- **Problem details**
From the line containing "Output the text content of this document." down to the final line of the entries below, quote every line verbatim. Exclude pictures.
^^^^^^^^^^^^^^^^
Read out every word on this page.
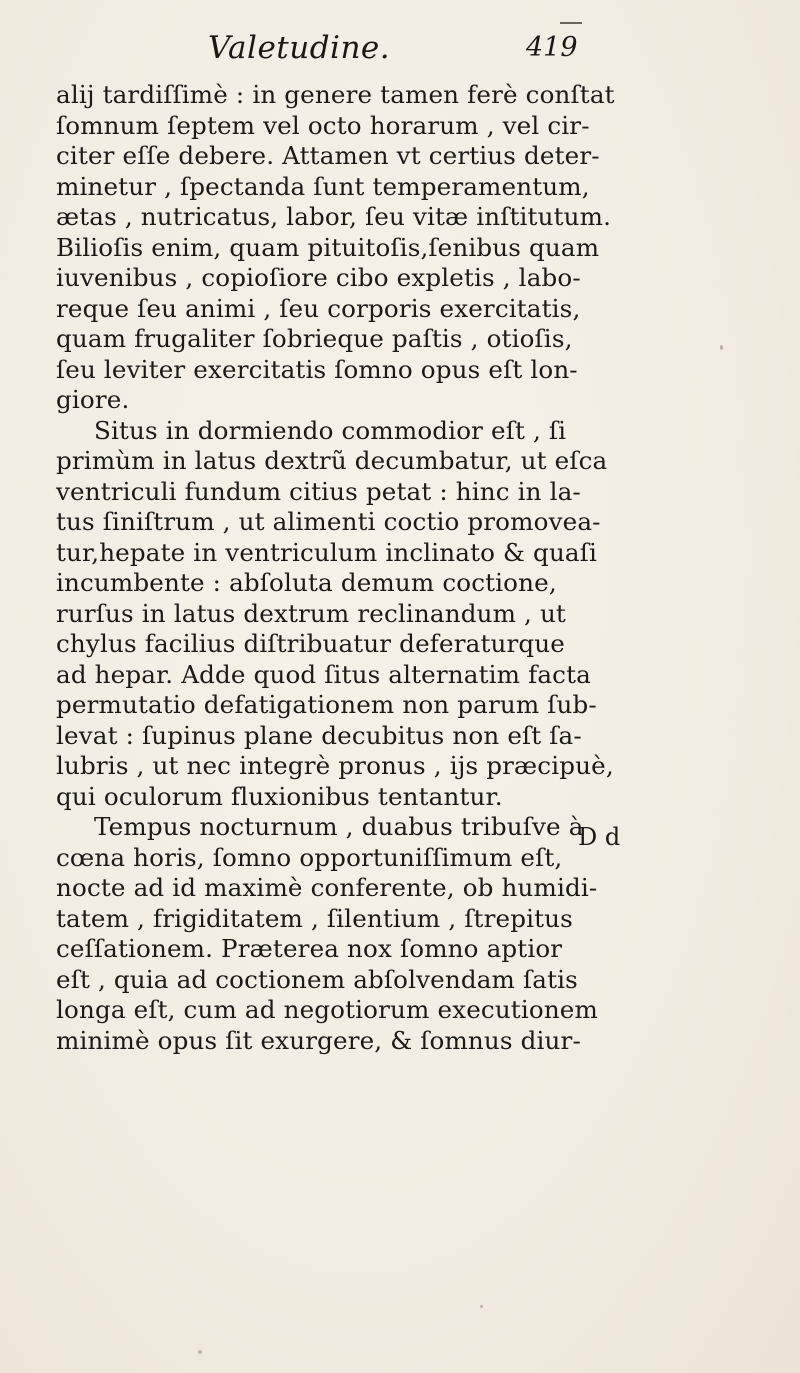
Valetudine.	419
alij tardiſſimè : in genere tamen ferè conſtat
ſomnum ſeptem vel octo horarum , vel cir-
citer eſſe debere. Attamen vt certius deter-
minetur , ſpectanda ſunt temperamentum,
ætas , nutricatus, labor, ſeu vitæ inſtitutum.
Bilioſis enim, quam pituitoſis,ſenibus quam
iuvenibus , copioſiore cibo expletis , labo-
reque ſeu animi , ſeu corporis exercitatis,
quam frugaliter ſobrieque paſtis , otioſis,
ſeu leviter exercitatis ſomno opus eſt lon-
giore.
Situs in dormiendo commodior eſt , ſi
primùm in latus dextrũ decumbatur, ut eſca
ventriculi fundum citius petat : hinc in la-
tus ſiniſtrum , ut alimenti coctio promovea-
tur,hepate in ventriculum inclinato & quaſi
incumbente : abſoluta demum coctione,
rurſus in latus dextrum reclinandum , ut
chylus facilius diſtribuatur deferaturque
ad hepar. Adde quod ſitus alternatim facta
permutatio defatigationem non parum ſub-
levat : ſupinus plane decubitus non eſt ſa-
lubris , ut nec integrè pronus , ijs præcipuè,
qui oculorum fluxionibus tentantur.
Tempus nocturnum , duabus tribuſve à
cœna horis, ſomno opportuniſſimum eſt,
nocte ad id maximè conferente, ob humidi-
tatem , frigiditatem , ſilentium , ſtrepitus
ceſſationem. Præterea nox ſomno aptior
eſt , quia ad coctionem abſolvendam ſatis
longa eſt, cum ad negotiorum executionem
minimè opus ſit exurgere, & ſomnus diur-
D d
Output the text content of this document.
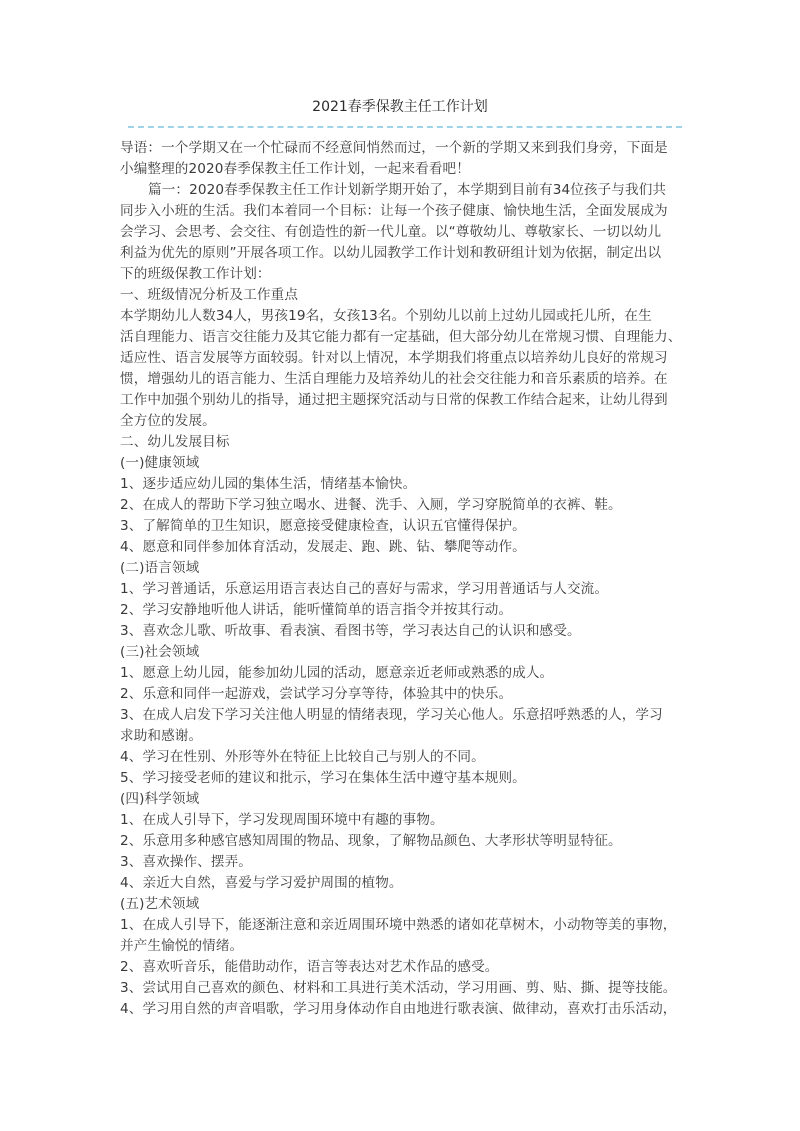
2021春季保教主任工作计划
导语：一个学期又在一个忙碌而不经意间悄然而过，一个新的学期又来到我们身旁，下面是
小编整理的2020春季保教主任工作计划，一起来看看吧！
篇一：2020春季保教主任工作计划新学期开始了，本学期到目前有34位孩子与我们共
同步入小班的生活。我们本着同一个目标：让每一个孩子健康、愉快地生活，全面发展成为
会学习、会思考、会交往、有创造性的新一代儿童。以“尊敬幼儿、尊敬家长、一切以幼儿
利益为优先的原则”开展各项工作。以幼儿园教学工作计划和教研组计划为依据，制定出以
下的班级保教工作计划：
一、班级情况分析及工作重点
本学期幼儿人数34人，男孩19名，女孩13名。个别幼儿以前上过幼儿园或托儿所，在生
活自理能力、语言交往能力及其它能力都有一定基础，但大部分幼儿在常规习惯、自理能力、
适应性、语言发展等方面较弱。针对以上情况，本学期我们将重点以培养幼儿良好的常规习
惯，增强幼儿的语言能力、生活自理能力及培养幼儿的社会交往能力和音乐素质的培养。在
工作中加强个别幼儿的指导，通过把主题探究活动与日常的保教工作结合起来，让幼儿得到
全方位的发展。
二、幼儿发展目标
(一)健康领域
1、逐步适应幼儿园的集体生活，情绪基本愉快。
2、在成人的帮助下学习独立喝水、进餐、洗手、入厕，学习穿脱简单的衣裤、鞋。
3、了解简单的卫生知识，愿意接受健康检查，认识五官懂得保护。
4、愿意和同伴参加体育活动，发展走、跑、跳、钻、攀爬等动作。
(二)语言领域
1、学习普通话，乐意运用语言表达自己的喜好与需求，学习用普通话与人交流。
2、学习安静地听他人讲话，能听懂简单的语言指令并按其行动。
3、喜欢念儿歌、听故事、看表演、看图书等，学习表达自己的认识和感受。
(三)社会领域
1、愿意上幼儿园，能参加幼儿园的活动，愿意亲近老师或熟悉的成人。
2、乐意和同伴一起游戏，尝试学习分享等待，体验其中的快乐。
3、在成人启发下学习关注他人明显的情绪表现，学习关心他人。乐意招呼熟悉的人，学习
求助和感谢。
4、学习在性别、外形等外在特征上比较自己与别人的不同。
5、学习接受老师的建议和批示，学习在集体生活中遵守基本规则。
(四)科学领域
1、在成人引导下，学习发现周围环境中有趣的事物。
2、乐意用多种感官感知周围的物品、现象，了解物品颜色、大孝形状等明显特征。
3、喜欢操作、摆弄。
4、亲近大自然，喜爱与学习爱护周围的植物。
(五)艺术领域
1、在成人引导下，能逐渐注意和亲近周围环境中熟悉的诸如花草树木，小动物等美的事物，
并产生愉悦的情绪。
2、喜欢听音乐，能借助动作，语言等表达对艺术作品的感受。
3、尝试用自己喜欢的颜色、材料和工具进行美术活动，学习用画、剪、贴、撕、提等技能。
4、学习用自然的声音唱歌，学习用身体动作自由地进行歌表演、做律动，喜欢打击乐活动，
^^^^^^^^^^^^^^^^
- **Solution**
Output the text content of this document.
2021春季保教主任工作计划
导语：一个学期又在一个忙碌而不经意间悄然而过，一个新的学期又来到我们身旁，下面是
小编整理的2020春季保教主任工作计划，一起来看看吧！
篇一：2020春季保教主任工作计划新学期开始了，本学期到目前有34位孩子与我们共
同步入小班的生活。我们本着同一个目标：让每一个孩子健康、愉快地生活，全面发展成为
会学习、会思考、会交往、有创造性的新一代儿童。以“尊敬幼儿、尊敬家长、一切以幼儿
利益为优先的原则”开展各项工作。以幼儿园教学工作计划和教研组计划为依据，制定出以
下的班级保教工作计划：
一、班级情况分析及工作重点
本学期幼儿人数34人，男孩19名，女孩13名。个别幼儿以前上过幼儿园或托儿所，在生
活自理能力、语言交往能力及其它能力都有一定基础，但大部分幼儿在常规习惯、自理能力、
适应性、语言发展等方面较弱。针对以上情况，本学期我们将重点以培养幼儿良好的常规习
惯，增强幼儿的语言能力、生活自理能力及培养幼儿的社会交往能力和音乐素质的培养。在
工作中加强个别幼儿的指导，通过把主题探究活动与日常的保教工作结合起来，让幼儿得到
全方位的发展。
二、幼儿发展目标
(一)健康领域
1、逐步适应幼儿园的集体生活，情绪基本愉快。
2、在成人的帮助下学习独立喝水、进餐、洗手、入厕，学习穿脱简单的衣裤、鞋。
3、了解简单的卫生知识，愿意接受健康检查，认识五官懂得保护。
4、愿意和同伴参加体育活动，发展走、跑、跳、钻、攀爬等动作。
(二)语言领域
1、学习普通话，乐意运用语言表达自己的喜好与需求，学习用普通话与人交流。
2、学习安静地听他人讲话，能听懂简单的语言指令并按其行动。
3、喜欢念儿歌、听故事、看表演、看图书等，学习表达自己的认识和感受。
(三)社会领域
1、愿意上幼儿园，能参加幼儿园的活动，愿意亲近老师或熟悉的成人。
2、乐意和同伴一起游戏，尝试学习分享等待，体验其中的快乐。
3、在成人启发下学习关注他人明显的情绪表现，学习关心他人。乐意招呼熟悉的人，学习
求助和感谢。
4、学习在性别、外形等外在特征上比较自己与别人的不同。
5、学习接受老师的建议和批示，学习在集体生活中遵守基本规则。
(四)科学领域
1、在成人引导下，学习发现周围环境中有趣的事物。
2、乐意用多种感官感知周围的物品、现象，了解物品颜色、大孝形状等明显特征。
3、喜欢操作、摆弄。
4、亲近大自然，喜爱与学习爱护周围的植物。
(五)艺术领域
1、在成人引导下，能逐渐注意和亲近周围环境中熟悉的诸如花草树木，小动物等美的事物，
并产生愉悦的情绪。
2、喜欢听音乐，能借助动作，语言等表达对艺术作品的感受。
3、尝试用自己喜欢的颜色、材料和工具进行美术活动，学习用画、剪、贴、撕、提等技能。
4、学习用自然的声音唱歌，学习用身体动作自由地进行歌表演、做律动，喜欢打击乐活动，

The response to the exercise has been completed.